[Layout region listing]
========
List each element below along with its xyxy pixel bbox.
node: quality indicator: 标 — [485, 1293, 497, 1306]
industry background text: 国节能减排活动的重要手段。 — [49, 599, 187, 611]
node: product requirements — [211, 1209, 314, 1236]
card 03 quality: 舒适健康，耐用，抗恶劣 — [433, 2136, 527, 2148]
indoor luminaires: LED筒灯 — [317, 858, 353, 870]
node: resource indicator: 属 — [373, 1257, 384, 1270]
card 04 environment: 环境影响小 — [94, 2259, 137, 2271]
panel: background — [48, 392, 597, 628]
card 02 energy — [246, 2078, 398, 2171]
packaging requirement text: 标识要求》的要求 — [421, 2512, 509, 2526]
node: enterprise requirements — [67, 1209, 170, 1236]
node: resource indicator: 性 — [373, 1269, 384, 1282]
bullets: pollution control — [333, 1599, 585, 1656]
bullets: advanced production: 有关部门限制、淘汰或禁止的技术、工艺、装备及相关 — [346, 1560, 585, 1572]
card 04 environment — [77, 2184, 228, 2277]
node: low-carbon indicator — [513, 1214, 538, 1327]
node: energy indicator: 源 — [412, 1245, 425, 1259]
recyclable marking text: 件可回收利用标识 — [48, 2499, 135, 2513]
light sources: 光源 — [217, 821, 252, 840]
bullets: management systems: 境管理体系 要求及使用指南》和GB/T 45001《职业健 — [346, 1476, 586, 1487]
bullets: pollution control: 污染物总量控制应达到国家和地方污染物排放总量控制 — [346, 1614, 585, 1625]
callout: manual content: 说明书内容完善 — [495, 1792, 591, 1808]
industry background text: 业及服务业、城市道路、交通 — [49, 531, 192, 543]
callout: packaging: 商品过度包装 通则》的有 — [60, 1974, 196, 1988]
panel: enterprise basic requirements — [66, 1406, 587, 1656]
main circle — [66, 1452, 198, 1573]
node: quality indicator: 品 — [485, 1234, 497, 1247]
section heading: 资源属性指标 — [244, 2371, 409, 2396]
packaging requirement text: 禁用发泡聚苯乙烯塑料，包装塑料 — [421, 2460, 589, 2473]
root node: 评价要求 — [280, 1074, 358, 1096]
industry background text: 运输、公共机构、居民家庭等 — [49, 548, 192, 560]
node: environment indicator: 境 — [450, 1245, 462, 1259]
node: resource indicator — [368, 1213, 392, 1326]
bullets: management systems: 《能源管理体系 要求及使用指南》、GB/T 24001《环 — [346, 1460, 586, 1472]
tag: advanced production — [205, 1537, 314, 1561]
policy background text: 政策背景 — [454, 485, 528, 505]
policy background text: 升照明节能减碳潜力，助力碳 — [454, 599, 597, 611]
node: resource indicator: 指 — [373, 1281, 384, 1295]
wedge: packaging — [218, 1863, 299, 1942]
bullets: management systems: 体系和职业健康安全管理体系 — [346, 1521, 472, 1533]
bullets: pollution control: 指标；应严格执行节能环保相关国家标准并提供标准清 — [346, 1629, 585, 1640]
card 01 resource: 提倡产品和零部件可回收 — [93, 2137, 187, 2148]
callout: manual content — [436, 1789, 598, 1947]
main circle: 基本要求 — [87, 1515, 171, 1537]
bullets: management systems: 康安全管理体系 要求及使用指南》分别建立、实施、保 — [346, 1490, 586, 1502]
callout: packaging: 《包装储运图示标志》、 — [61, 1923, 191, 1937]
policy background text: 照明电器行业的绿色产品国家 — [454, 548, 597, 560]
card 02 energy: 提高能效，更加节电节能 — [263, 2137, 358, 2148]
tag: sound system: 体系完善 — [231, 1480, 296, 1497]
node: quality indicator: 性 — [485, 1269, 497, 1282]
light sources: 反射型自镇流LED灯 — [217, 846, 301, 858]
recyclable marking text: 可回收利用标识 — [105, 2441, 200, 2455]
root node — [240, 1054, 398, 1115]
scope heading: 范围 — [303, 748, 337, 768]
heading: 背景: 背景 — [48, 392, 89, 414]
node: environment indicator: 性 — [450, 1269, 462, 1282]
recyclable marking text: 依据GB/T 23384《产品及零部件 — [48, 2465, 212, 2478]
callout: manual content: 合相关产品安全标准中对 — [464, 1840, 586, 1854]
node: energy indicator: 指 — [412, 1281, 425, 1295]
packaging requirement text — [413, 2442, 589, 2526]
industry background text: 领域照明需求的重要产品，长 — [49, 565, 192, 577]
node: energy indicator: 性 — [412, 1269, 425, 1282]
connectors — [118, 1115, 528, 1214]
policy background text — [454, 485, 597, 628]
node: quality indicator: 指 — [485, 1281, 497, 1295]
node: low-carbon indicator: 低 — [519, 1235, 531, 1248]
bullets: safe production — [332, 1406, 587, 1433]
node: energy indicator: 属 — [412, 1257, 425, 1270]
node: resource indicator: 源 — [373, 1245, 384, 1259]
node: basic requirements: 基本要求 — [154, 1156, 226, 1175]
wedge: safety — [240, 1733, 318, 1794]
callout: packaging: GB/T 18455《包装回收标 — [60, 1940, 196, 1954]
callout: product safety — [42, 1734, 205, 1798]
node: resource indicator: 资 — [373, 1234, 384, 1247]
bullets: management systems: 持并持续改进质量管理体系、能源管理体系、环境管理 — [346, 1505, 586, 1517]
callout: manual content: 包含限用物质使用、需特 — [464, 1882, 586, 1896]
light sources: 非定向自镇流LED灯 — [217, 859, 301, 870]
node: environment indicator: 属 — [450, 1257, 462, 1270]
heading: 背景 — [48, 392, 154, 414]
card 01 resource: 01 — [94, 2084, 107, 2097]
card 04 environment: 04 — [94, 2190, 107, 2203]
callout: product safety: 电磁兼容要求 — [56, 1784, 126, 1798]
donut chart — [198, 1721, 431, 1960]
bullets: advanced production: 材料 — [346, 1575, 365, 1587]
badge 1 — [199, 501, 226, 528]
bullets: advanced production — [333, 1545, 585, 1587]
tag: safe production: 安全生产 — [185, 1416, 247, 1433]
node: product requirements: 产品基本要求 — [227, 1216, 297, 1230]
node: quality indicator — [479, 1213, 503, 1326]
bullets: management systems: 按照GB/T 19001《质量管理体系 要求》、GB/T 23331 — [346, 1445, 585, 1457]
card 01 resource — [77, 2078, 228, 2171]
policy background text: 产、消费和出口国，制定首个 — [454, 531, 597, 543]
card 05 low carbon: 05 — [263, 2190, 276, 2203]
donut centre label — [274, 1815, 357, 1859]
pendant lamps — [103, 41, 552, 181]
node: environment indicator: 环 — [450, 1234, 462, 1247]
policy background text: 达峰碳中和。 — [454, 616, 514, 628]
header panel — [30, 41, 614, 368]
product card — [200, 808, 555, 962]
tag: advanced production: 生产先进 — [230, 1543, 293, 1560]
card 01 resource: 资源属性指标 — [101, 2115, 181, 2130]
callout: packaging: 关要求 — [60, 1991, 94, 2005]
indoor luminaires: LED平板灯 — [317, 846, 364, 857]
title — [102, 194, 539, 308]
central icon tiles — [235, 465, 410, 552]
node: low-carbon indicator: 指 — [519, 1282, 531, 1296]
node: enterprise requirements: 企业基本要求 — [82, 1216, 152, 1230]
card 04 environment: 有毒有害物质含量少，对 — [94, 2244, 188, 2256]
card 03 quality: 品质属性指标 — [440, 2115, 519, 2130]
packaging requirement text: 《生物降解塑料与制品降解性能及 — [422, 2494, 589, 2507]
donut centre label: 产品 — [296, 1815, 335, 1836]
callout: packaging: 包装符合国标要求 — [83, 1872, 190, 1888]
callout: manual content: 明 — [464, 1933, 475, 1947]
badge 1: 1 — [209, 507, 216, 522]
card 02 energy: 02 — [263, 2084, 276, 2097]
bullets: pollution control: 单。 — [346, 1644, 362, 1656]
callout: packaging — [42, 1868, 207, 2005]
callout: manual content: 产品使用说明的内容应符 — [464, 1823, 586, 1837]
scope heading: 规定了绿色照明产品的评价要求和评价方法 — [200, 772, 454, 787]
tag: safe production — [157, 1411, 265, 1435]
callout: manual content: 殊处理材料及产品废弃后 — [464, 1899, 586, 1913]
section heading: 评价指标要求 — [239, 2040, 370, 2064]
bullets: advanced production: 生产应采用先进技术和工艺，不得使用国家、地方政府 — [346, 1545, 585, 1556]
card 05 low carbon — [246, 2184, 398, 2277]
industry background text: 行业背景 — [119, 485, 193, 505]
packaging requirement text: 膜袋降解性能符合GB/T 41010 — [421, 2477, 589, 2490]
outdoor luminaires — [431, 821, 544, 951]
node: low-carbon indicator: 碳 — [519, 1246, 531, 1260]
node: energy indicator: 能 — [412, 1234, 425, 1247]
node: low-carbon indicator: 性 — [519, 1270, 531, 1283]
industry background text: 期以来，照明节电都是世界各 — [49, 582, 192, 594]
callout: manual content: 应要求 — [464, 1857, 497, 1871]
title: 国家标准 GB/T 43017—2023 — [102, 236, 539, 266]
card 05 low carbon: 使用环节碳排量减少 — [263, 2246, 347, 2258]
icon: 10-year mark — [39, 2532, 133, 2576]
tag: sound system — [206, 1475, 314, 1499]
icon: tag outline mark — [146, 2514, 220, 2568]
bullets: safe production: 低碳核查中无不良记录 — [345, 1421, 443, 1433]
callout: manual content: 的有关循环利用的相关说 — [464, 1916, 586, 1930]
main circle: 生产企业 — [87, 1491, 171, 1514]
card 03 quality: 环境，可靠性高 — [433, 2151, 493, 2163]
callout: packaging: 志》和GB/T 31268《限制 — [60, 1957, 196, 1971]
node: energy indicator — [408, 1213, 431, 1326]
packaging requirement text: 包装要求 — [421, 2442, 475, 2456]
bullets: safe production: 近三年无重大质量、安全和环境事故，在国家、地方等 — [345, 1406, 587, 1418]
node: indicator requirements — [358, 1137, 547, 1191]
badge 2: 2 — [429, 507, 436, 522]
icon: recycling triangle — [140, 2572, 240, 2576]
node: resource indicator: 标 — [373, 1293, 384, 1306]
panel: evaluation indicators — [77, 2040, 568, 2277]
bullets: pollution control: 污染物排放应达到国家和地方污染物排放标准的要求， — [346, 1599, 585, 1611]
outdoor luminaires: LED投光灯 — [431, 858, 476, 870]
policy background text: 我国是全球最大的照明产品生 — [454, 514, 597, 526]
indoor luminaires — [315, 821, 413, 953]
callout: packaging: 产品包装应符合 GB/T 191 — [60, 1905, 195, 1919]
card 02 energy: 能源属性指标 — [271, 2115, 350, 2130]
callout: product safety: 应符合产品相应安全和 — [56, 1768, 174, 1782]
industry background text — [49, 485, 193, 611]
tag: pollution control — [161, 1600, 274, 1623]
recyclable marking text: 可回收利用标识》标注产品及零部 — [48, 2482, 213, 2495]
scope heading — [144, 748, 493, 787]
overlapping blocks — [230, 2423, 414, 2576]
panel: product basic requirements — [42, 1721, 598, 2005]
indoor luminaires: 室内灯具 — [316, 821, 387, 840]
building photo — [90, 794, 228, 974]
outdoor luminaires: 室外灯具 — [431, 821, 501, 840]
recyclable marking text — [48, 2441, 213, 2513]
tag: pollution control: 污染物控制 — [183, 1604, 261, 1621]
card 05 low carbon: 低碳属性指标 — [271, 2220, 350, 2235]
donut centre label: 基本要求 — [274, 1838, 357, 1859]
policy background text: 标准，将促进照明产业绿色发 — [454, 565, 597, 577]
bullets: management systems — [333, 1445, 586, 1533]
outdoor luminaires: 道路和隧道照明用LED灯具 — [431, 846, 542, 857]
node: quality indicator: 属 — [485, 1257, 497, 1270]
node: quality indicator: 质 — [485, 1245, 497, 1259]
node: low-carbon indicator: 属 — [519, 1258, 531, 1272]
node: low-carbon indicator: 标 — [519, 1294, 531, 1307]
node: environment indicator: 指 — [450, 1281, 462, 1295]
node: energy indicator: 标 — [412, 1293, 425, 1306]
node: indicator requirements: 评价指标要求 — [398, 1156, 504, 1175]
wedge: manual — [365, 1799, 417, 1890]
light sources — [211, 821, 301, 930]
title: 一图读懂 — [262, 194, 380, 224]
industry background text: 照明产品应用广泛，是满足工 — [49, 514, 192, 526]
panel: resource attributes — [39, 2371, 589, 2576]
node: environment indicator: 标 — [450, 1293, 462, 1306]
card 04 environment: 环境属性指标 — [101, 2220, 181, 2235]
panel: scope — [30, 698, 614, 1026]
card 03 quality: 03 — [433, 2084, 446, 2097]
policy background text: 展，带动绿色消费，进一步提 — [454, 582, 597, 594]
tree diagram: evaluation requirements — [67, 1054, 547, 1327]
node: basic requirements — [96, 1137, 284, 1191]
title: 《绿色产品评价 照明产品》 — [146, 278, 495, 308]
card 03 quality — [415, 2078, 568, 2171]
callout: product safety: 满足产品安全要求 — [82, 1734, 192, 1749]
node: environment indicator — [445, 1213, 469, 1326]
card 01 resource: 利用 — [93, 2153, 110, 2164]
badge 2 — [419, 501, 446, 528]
========
» EXERCISE GOAL:
Pick out every line in the listing that contains the string "requirements" and copy each of those lines in full.

» COMPLETED EXERCISE:
node: product requirements — [211, 1209, 314, 1236]
node: enterprise requirements — [67, 1209, 170, 1236]
panel: enterprise basic requirements — [66, 1406, 587, 1656]
node: basic requirements: 基本要求 — [154, 1156, 226, 1175]
node: product requirements: 产品基本要求 — [227, 1216, 297, 1230]
node: enterprise requirements: 企业基本要求 — [82, 1216, 152, 1230]
node: indicator requirements — [358, 1137, 547, 1191]
panel: product basic requirements — [42, 1721, 598, 2005]
node: indicator requirements: 评价指标要求 — [398, 1156, 504, 1175]
tree diagram: evaluation requirements — [67, 1054, 547, 1327]
node: basic requirements — [96, 1137, 284, 1191]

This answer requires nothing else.